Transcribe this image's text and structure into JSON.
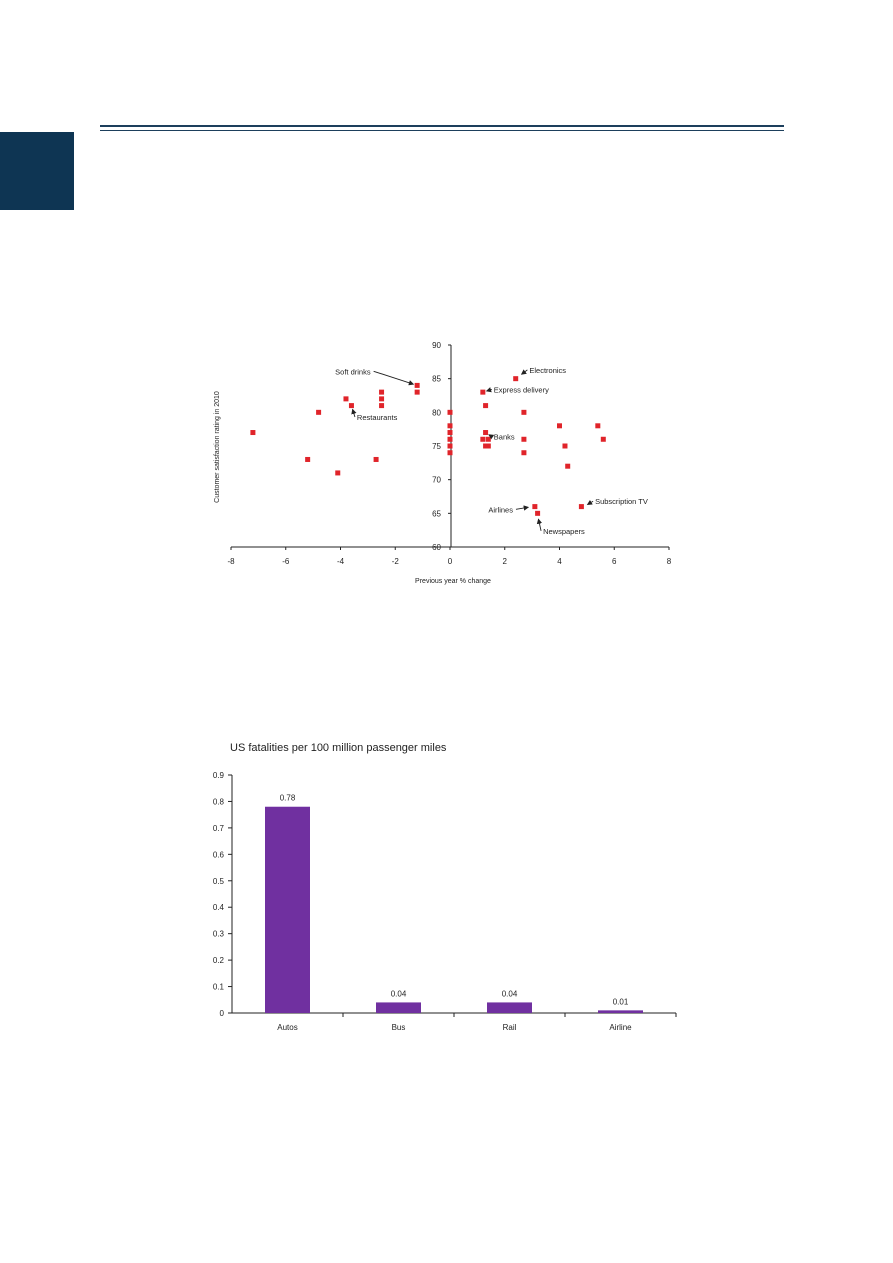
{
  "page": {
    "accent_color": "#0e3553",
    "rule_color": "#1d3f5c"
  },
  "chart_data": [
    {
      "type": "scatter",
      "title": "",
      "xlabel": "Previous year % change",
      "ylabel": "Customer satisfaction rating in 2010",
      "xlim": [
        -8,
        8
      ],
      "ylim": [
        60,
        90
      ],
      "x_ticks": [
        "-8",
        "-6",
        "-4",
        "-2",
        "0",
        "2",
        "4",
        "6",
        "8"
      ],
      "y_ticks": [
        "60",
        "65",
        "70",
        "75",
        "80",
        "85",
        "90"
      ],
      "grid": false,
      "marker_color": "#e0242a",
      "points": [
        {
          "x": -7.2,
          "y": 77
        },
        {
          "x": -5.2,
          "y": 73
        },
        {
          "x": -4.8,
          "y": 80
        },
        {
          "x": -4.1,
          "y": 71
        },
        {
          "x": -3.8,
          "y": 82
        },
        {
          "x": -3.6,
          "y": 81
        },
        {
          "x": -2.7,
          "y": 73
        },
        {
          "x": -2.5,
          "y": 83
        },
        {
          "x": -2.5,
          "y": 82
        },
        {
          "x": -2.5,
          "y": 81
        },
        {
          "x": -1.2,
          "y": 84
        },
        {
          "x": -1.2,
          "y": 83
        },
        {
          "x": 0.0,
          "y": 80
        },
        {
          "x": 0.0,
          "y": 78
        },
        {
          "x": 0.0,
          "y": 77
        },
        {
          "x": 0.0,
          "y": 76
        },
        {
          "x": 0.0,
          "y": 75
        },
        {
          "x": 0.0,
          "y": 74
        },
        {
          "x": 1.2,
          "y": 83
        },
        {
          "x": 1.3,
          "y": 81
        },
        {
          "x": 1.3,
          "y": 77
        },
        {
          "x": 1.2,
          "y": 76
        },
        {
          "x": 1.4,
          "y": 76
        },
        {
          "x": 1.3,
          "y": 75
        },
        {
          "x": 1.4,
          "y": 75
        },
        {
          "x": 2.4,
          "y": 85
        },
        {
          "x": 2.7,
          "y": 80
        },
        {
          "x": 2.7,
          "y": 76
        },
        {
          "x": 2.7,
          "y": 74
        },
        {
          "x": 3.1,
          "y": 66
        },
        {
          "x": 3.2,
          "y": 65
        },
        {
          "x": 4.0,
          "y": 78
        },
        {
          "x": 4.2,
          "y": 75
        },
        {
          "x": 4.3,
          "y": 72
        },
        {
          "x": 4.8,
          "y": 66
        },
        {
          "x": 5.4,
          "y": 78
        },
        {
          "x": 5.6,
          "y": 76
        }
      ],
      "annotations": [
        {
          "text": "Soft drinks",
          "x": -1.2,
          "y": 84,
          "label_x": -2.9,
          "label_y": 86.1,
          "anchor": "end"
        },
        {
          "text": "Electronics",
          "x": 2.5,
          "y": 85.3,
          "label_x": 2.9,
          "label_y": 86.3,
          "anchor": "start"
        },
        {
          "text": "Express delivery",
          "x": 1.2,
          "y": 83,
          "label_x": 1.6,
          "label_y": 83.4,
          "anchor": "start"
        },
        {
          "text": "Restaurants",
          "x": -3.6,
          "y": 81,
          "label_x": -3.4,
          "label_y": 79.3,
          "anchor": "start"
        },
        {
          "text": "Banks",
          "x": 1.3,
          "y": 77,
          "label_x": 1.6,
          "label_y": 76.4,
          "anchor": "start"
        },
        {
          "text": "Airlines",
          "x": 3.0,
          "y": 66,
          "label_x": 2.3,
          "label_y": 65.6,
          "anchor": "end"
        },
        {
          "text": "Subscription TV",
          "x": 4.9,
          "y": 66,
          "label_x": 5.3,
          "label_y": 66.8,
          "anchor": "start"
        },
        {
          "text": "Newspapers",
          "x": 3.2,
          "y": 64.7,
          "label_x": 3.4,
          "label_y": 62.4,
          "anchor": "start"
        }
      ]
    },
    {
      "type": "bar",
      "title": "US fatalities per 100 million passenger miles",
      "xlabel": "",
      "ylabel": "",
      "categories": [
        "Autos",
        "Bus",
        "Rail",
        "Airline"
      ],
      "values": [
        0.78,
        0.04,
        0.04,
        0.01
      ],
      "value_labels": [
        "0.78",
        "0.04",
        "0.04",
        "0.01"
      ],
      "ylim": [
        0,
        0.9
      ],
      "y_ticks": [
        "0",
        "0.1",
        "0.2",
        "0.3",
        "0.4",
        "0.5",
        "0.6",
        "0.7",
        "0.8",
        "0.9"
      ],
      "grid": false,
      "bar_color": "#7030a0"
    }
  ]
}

==

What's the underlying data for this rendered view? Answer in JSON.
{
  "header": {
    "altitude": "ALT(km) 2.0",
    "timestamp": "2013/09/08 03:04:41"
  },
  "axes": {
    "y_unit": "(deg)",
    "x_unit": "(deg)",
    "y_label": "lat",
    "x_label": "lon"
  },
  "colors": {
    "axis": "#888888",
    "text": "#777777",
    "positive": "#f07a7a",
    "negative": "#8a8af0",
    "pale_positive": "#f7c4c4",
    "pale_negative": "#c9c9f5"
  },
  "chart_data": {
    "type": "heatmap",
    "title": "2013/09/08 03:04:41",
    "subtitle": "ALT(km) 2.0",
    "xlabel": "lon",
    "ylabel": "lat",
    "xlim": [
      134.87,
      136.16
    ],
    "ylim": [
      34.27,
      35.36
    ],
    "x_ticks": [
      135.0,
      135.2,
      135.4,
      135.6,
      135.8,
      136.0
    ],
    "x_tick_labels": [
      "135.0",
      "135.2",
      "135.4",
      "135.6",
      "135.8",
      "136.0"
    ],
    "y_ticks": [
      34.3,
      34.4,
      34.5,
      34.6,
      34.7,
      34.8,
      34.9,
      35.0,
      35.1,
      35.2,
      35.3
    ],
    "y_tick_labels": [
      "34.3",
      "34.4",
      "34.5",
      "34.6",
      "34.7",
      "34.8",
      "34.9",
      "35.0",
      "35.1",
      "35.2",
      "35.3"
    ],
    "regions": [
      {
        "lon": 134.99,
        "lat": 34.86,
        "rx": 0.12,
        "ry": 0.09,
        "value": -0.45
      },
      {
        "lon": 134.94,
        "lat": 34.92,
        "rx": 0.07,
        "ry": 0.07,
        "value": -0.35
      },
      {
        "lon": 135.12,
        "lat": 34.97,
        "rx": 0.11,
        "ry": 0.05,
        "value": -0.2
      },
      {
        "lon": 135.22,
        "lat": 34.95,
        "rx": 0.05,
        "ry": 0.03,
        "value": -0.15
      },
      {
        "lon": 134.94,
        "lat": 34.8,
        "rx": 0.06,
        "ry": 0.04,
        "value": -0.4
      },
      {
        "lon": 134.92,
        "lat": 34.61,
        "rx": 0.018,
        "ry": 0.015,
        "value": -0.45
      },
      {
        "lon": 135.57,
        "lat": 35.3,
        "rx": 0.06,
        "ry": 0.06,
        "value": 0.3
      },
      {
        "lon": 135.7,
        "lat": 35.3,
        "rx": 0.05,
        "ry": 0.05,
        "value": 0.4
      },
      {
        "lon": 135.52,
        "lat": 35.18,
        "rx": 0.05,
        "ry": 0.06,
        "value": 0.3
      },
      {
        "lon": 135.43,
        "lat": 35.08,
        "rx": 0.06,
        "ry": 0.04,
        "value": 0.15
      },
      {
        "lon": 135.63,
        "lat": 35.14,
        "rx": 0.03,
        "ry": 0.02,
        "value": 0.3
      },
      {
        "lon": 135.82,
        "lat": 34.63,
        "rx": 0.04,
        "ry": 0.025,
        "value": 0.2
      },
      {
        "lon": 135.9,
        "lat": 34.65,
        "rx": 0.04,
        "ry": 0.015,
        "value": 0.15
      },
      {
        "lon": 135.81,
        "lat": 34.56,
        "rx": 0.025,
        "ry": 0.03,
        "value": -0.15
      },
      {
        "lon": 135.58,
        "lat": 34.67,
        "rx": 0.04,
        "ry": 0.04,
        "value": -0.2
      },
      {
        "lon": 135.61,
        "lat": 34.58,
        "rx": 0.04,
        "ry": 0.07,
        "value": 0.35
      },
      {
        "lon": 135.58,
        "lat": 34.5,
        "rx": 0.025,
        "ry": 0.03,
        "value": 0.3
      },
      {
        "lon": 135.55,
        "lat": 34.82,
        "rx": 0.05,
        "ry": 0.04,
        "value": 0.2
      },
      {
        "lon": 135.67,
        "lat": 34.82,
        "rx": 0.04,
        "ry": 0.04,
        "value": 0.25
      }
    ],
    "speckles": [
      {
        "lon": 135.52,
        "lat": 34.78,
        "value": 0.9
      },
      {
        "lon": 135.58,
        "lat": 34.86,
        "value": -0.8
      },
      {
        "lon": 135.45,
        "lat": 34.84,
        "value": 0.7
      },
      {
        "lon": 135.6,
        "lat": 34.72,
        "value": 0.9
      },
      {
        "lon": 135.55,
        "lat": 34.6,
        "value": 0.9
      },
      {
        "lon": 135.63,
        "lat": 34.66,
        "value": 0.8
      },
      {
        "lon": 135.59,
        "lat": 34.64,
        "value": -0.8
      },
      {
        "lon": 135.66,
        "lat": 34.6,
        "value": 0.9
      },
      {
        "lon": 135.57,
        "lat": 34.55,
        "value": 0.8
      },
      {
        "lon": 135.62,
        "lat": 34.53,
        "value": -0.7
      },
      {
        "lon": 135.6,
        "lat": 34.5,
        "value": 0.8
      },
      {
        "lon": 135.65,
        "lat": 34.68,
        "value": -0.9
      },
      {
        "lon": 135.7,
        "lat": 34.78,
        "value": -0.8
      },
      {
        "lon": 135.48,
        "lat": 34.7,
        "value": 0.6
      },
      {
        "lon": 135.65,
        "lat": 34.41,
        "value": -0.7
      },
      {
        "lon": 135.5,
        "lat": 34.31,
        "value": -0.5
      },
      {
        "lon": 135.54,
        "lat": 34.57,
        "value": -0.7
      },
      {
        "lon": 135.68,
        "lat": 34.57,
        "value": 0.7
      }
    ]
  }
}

_EXERCISE PROMPT:_ Search the entries for the word "this" and gather every line where it appears.

_REPLY TO THE EXERCISE:_
Transcribe this image's text and structure into JSON.
What's the underlying data for this rendered view? Answer in JSON.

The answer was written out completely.